• REQUIREMENT: Each line containing the word "text" must be reported.

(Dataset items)
======

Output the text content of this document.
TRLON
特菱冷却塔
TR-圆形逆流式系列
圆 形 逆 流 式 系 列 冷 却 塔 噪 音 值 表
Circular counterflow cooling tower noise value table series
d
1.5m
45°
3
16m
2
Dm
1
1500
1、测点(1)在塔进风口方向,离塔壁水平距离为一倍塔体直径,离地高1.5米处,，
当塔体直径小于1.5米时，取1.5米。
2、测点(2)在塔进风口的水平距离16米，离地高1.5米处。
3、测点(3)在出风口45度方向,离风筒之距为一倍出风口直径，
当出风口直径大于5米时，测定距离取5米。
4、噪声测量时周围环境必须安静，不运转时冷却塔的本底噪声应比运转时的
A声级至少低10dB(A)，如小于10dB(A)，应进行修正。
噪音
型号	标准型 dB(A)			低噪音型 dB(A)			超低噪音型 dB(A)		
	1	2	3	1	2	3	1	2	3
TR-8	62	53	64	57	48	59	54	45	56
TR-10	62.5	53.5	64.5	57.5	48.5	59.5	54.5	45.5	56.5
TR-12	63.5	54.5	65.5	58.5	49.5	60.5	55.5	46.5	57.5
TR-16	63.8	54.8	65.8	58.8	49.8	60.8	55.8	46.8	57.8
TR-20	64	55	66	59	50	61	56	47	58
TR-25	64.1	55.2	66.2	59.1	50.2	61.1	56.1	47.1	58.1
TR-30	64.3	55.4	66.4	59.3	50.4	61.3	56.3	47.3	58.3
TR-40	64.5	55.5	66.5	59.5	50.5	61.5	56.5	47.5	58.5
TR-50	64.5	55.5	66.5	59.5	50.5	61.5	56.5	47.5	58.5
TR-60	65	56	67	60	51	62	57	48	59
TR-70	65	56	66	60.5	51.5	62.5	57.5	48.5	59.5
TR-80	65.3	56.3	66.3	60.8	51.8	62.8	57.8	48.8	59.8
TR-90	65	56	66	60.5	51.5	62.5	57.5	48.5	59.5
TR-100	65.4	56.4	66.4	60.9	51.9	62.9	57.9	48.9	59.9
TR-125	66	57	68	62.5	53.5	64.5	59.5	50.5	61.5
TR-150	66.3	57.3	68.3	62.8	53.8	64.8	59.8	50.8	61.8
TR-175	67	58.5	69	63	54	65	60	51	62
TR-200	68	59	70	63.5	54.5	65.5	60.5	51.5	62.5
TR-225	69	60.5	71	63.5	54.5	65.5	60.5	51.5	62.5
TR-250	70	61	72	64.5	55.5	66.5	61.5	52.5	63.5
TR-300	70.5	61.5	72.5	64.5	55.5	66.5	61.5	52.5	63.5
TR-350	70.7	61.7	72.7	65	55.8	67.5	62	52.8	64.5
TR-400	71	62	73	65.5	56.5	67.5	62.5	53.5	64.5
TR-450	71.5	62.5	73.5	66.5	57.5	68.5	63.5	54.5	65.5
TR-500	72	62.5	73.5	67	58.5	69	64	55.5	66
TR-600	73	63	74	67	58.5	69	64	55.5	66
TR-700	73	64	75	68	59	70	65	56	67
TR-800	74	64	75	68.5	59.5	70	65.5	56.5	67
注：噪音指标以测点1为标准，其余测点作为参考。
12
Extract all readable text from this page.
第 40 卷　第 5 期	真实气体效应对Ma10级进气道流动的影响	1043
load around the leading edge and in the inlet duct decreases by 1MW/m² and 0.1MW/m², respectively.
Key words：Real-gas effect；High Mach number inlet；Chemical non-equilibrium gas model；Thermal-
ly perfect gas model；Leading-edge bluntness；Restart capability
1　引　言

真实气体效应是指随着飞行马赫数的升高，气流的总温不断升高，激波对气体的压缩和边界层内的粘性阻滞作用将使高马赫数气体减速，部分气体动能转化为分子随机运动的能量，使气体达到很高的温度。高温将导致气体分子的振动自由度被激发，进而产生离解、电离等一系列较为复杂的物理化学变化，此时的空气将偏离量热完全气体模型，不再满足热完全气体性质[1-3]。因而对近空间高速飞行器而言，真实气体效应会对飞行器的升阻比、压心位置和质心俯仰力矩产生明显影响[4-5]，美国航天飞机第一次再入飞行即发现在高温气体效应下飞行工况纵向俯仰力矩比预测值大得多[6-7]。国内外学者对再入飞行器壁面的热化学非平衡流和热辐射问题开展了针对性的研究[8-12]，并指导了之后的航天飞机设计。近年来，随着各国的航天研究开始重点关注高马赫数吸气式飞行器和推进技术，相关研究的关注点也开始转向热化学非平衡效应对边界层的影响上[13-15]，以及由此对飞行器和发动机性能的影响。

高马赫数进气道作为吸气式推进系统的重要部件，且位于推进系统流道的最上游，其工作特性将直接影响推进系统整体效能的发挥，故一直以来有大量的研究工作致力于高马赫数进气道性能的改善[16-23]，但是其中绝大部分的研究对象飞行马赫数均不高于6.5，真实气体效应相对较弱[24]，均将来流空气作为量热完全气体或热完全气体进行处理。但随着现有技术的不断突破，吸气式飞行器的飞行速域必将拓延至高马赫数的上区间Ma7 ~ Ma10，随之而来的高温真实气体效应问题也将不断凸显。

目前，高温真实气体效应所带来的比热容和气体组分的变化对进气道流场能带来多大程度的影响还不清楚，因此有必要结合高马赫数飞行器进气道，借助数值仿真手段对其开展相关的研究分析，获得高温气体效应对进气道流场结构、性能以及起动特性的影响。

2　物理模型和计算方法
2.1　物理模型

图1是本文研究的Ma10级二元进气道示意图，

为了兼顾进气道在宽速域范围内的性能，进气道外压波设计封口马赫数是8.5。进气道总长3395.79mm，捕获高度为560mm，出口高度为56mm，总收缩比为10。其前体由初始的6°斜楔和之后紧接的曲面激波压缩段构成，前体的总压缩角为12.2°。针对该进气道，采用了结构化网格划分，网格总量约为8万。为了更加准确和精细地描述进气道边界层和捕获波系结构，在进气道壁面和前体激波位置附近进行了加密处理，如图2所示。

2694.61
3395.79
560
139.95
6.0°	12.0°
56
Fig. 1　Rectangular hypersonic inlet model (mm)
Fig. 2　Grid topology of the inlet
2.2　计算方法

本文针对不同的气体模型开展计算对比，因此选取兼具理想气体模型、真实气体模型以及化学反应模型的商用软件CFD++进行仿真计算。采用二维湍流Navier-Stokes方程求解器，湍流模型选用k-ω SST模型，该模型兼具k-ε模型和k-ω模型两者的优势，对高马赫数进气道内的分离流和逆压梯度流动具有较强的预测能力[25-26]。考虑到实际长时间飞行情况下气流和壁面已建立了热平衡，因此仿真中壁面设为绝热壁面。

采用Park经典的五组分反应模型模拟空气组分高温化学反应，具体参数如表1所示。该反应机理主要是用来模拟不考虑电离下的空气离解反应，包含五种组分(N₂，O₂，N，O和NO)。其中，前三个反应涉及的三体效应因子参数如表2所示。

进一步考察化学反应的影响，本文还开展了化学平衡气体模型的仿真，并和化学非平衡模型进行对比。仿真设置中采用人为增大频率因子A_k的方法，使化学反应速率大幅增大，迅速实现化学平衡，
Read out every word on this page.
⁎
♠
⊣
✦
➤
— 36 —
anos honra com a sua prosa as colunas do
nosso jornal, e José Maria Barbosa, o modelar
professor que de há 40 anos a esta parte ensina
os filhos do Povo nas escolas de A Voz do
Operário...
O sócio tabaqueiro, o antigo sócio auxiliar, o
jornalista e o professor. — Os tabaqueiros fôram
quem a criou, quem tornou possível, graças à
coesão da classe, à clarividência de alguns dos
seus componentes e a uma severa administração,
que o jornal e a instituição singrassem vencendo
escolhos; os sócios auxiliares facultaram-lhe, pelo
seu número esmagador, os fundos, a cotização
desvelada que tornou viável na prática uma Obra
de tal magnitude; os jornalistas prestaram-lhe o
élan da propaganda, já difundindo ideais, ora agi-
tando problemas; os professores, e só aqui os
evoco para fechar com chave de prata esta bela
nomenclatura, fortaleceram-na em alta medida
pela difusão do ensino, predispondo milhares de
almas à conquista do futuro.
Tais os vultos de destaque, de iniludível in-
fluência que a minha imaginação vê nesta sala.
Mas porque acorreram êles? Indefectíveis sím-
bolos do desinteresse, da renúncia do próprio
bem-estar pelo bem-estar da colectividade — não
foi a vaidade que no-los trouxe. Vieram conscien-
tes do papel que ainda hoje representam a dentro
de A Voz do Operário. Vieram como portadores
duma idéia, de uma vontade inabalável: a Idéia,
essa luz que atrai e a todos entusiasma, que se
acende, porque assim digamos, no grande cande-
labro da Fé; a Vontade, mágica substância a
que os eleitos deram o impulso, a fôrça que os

======

• EXERCISE RESULT:
Output the text content of this document.
Extract all readable text from this page.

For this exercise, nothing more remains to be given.